What to do: Leave out the pictures and copy the remaining records exactly.

··· Provided records

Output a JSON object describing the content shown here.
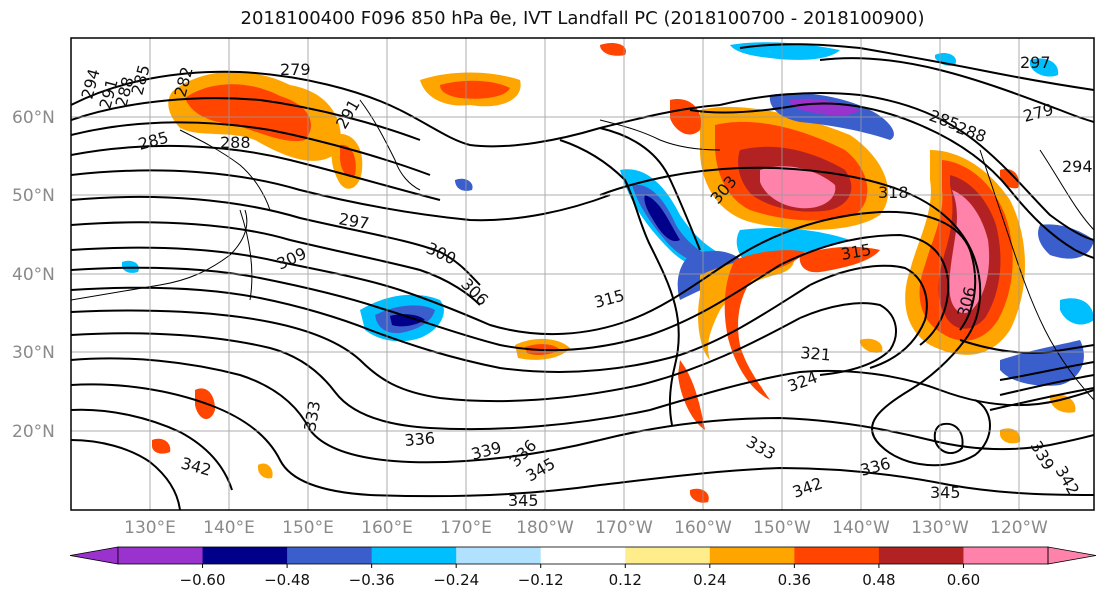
{
  "title": "2018100400 F096 850 hPa θe, IVT Landfall PC (2018100700 - 2018100900)",
  "map": {
    "lat_labels": [
      "60°N",
      "50°N",
      "40°N",
      "30°N",
      "20°N"
    ],
    "lon_labels": [
      "130°E",
      "140°E",
      "150°E",
      "160°E",
      "170°E",
      "180°W",
      "170°W",
      "160°W",
      "150°W",
      "140°W",
      "130°W",
      "120°W"
    ],
    "contour_labels": [
      "294",
      "291",
      "288",
      "285",
      "282",
      "279",
      "285",
      "288",
      "291",
      "297",
      "309",
      "300",
      "306",
      "315",
      "303",
      "318",
      "315",
      "306",
      "321",
      "324",
      "333",
      "336",
      "339",
      "336",
      "345",
      "342",
      "345",
      "342",
      "333",
      "336",
      "345",
      "294",
      "279",
      "285",
      "288",
      "297",
      "339",
      "342"
    ]
  },
  "colorbar": {
    "colors": [
      "#9a32cd",
      "#00008b",
      "#3a5fcd",
      "#00bfff",
      "#b0e2ff",
      "#ffffff",
      "#ffec8b",
      "#ffa500",
      "#ff4500",
      "#b22222",
      "#ff82ab"
    ],
    "tick_labels": [
      "−0.60",
      "−0.48",
      "−0.36",
      "−0.24",
      "−0.12",
      "0.12",
      "0.24",
      "0.36",
      "0.48",
      "0.60"
    ]
  }
}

······

Solution below:
Output a JSON object describing the content shown here.
{
  "title": "2018100400 F096 850 hPa θe, IVT Landfall PC (2018100700 - 2018100900)",
  "map": {
    "lat_labels": [
      "60°N",
      "50°N",
      "40°N",
      "30°N",
      "20°N"
    ],
    "lon_labels": [
      "130°E",
      "140°E",
      "150°E",
      "160°E",
      "170°E",
      "180°W",
      "170°W",
      "160°W",
      "150°W",
      "140°W",
      "130°W",
      "120°W"
    ],
    "contour_labels": [
      "294",
      "291",
      "288",
      "285",
      "282",
      "279",
      "285",
      "288",
      "291",
      "297",
      "309",
      "300",
      "306",
      "315",
      "303",
      "318",
      "315",
      "306",
      "321",
      "324",
      "333",
      "336",
      "339",
      "336",
      "345",
      "342",
      "345",
      "342",
      "333",
      "336",
      "345",
      "294",
      "279",
      "285",
      "288",
      "297",
      "339",
      "342"
    ]
  },
  "colorbar": {
    "colors": [
      "#9a32cd",
      "#00008b",
      "#3a5fcd",
      "#00bfff",
      "#b0e2ff",
      "#ffffff",
      "#ffec8b",
      "#ffa500",
      "#ff4500",
      "#b22222",
      "#ff82ab"
    ],
    "tick_labels": [
      "−0.60",
      "−0.48",
      "−0.36",
      "−0.24",
      "−0.12",
      "0.12",
      "0.24",
      "0.36",
      "0.48",
      "0.60"
    ]
  }
}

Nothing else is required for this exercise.